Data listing
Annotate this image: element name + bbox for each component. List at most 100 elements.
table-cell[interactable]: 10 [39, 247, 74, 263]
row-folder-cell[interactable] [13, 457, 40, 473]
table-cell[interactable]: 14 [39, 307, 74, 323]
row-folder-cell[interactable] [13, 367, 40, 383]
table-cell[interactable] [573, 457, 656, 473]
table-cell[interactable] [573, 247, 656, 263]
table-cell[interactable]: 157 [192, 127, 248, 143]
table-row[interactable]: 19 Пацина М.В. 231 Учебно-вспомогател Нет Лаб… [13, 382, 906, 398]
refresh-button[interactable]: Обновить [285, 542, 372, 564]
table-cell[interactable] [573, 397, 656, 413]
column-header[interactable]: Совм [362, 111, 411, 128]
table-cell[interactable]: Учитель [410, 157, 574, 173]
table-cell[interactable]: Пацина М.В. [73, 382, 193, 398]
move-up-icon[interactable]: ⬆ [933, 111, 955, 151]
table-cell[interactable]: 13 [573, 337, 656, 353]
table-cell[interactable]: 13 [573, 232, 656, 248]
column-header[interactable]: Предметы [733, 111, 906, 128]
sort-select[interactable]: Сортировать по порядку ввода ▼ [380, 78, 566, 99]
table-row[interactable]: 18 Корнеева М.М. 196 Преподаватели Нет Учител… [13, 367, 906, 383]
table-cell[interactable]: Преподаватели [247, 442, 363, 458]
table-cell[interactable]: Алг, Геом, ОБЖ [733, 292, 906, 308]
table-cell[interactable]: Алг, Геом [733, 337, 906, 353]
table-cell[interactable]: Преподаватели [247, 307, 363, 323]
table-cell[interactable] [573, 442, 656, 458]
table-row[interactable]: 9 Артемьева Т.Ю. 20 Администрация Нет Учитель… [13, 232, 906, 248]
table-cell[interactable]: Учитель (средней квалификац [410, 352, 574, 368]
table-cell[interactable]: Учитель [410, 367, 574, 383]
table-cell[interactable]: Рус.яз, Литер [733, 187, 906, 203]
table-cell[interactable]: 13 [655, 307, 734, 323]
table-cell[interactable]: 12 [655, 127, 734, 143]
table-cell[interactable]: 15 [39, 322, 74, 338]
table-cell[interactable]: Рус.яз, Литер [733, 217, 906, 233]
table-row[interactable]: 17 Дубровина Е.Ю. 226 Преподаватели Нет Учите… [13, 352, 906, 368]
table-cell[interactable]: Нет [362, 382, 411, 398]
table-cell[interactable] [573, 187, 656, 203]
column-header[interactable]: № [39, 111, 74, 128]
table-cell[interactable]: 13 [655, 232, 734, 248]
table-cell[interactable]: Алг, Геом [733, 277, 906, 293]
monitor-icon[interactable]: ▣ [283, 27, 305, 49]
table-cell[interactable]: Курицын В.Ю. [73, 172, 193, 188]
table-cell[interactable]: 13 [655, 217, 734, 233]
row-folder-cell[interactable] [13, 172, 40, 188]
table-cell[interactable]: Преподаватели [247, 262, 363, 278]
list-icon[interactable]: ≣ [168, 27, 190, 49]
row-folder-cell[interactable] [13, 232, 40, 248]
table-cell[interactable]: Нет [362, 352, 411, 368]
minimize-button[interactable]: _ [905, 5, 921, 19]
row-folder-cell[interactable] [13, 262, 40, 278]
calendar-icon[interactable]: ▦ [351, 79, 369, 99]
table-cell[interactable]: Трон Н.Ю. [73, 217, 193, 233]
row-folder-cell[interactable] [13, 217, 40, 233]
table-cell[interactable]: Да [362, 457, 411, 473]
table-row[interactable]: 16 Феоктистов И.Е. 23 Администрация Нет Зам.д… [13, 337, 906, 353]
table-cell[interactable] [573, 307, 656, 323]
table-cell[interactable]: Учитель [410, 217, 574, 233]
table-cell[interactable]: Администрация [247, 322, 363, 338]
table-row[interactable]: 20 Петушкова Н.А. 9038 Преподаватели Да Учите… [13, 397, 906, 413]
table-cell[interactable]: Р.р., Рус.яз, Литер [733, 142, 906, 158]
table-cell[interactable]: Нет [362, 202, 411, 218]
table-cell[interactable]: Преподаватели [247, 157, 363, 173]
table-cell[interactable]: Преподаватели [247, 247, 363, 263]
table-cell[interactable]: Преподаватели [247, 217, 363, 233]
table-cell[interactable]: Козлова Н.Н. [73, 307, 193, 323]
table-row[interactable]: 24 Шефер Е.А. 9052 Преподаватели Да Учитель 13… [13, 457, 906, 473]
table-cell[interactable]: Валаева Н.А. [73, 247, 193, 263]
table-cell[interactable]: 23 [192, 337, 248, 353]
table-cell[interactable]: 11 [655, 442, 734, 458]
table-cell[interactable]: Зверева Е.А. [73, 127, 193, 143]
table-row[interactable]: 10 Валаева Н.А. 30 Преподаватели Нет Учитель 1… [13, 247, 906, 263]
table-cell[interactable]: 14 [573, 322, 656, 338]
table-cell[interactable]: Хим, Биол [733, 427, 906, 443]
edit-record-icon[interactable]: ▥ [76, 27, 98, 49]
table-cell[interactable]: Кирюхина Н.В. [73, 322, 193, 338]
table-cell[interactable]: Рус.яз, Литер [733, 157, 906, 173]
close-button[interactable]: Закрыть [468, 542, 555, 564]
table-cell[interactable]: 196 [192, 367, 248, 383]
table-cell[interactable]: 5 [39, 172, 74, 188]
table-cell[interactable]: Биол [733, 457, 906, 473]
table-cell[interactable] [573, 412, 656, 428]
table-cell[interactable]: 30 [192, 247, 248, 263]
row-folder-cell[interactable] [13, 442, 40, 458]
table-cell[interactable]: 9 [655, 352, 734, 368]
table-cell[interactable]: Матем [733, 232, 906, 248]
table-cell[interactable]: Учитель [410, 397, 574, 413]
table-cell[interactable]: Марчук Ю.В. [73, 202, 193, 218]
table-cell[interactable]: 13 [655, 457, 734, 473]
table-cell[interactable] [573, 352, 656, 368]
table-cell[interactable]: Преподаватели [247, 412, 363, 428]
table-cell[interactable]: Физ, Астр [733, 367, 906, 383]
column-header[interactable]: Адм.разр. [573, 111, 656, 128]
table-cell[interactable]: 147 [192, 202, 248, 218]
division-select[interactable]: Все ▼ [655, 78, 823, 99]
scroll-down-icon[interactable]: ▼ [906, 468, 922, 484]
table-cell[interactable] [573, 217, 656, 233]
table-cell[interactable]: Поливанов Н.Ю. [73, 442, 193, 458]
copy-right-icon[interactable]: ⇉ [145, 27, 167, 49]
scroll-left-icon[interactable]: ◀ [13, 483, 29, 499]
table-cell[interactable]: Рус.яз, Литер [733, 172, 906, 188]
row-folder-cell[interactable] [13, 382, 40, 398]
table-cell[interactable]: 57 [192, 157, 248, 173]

Problem statement:
Convert everything from the start of the records down to and including the line containing "table-cell[interactable]: 13 [573, 337, 656, 353]" into a Markdown table with the columns No. and Line. Number each line and leave out any blank lines.

The reply:
| No. | Line |
|---|---|
| 1 | Annotate this image: element name + bbox for each component. List at most 100 elements. |
| 2 | table-cell[interactable]: 10 [39, 247, 74, 263] |
| 3 | row-folder-cell[interactable] [13, 457, 40, 473] |
| 4 | table-cell[interactable]: 14 [39, 307, 74, 323] |
| 5 | row-folder-cell[interactable] [13, 367, 40, 383] |
| 6 | table-cell[interactable] [573, 457, 656, 473] |
| 7 | table-cell[interactable] [573, 247, 656, 263] |
| 8 | table-cell[interactable]: 157 [192, 127, 248, 143] |
| 9 | table-row[interactable]: 19 Пацина М.В. 231 Учебно-вспомогател Нет Лаб… [13, 382, 906, 398] |
| 10 | refresh-button[interactable]: Обновить [285, 542, 372, 564] |
| 11 | table-cell[interactable] [573, 397, 656, 413] |
| 12 | column-header[interactable]: Совм [362, 111, 411, 128] |
| 13 | table-cell[interactable]: Учитель [410, 157, 574, 173] |
| 14 | table-cell[interactable]: Пацина М.В. [73, 382, 193, 398] |
| 15 | move-up-icon[interactable]: ⬆ [933, 111, 955, 151] |
| 16 | table-cell[interactable]: 13 [573, 337, 656, 353] |